* _RECORDS TO PROCESS_
• • • • • • •

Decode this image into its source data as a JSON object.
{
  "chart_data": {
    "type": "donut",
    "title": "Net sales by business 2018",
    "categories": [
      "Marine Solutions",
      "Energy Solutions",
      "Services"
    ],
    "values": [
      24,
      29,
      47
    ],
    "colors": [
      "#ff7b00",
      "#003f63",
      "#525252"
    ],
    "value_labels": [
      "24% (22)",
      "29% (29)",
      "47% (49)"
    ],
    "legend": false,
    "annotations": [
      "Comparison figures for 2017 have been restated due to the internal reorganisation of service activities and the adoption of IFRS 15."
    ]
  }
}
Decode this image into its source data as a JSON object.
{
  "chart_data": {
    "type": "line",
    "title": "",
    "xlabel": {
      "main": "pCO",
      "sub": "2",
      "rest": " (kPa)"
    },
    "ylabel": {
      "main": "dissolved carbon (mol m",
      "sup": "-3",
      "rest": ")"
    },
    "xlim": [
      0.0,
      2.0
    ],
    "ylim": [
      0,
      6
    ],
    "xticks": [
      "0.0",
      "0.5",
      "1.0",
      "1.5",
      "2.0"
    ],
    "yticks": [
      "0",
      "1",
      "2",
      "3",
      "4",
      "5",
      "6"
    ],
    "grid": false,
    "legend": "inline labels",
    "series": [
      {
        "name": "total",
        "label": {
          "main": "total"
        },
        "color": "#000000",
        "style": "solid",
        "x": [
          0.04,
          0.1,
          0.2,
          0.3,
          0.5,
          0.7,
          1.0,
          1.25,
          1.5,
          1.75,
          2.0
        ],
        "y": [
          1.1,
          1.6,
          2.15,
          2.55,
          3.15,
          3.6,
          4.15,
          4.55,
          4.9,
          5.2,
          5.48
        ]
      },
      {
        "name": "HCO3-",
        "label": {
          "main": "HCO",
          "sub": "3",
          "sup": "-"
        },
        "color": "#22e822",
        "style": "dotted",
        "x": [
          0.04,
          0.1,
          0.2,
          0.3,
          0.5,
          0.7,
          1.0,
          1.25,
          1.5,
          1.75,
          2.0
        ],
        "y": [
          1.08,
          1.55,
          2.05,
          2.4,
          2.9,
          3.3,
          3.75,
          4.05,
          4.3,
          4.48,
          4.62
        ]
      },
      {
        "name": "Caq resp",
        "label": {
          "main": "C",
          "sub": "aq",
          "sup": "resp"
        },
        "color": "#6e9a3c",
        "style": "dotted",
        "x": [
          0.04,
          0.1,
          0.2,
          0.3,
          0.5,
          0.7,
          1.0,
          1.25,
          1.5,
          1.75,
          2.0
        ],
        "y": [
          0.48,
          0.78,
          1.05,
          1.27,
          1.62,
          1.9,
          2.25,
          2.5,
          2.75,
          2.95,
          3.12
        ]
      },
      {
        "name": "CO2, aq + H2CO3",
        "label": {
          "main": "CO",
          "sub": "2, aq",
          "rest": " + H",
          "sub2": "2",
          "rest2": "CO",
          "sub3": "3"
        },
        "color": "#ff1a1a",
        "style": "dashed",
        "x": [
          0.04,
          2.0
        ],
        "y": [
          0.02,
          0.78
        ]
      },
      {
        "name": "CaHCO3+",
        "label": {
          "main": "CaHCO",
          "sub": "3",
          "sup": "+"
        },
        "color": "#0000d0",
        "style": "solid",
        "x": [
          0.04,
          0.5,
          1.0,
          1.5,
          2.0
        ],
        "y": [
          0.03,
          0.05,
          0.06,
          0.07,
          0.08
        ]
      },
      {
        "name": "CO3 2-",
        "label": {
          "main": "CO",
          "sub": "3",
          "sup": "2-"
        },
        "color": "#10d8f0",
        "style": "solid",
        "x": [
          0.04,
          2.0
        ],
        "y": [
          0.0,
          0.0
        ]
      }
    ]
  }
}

• • • • • • •

* _EXERCISE PROMPT_
Every record should be repeated exactly; please leave none out.

* _EXPECTED OUTPUT_
Decode this image into its source data as a JSON object.
{
  "chart_data": {
    "type": "donut",
    "title": "Net sales by business 2018",
    "categories": [
      "Marine Solutions",
      "Energy Solutions",
      "Services"
    ],
    "values": [
      24,
      29,
      47
    ],
    "colors": [
      "#ff7b00",
      "#003f63",
      "#525252"
    ],
    "value_labels": [
      "24% (22)",
      "29% (29)",
      "47% (49)"
    ],
    "legend": false,
    "annotations": [
      "Comparison figures for 2017 have been restated due to the internal reorganisation of service activities and the adoption of IFRS 15."
    ]
  }
}
Decode this image into its source data as a JSON object.
{
  "chart_data": {
    "type": "line",
    "title": "",
    "xlabel": {
      "main": "pCO",
      "sub": "2",
      "rest": " (kPa)"
    },
    "ylabel": {
      "main": "dissolved carbon (mol m",
      "sup": "-3",
      "rest": ")"
    },
    "xlim": [
      0.0,
      2.0
    ],
    "ylim": [
      0,
      6
    ],
    "xticks": [
      "0.0",
      "0.5",
      "1.0",
      "1.5",
      "2.0"
    ],
    "yticks": [
      "0",
      "1",
      "2",
      "3",
      "4",
      "5",
      "6"
    ],
    "grid": false,
    "legend": "inline labels",
    "series": [
      {
        "name": "total",
        "label": {
          "main": "total"
        },
        "color": "#000000",
        "style": "solid",
        "x": [
          0.04,
          0.1,
          0.2,
          0.3,
          0.5,
          0.7,
          1.0,
          1.25,
          1.5,
          1.75,
          2.0
        ],
        "y": [
          1.1,
          1.6,
          2.15,
          2.55,
          3.15,
          3.6,
          4.15,
          4.55,
          4.9,
          5.2,
          5.48
        ]
      },
      {
        "name": "HCO3-",
        "label": {
          "main": "HCO",
          "sub": "3",
          "sup": "-"
        },
        "color": "#22e822",
        "style": "dotted",
        "x": [
          0.04,
          0.1,
          0.2,
          0.3,
          0.5,
          0.7,
          1.0,
          1.25,
          1.5,
          1.75,
          2.0
        ],
        "y": [
          1.08,
          1.55,
          2.05,
          2.4,
          2.9,
          3.3,
          3.75,
          4.05,
          4.3,
          4.48,
          4.62
        ]
      },
      {
        "name": "Caq resp",
        "label": {
          "main": "C",
          "sub": "aq",
          "sup": "resp"
        },
        "color": "#6e9a3c",
        "style": "dotted",
        "x": [
          0.04,
          0.1,
          0.2,
          0.3,
          0.5,
          0.7,
          1.0,
          1.25,
          1.5,
          1.75,
          2.0
        ],
        "y": [
          0.48,
          0.78,
          1.05,
          1.27,
          1.62,
          1.9,
          2.25,
          2.5,
          2.75,
          2.95,
          3.12
        ]
      },
      {
        "name": "CO2, aq + H2CO3",
        "label": {
          "main": "CO",
          "sub": "2, aq",
          "rest": " + H",
          "sub2": "2",
          "rest2": "CO",
          "sub3": "3"
        },
        "color": "#ff1a1a",
        "style": "dashed",
        "x": [
          0.04,
          2.0
        ],
        "y": [
          0.02,
          0.78
        ]
      },
      {
        "name": "CaHCO3+",
        "label": {
          "main": "CaHCO",
          "sub": "3",
          "sup": "+"
        },
        "color": "#0000d0",
        "style": "solid",
        "x": [
          0.04,
          0.5,
          1.0,
          1.5,
          2.0
        ],
        "y": [
          0.03,
          0.05,
          0.06,
          0.07,
          0.08
        ]
      },
      {
        "name": "CO3 2-",
        "label": {
          "main": "CO",
          "sub": "3",
          "sup": "2-"
        },
        "color": "#10d8f0",
        "style": "solid",
        "x": [
          0.04,
          2.0
        ],
        "y": [
          0.0,
          0.0
        ]
      }
    ]
  }
}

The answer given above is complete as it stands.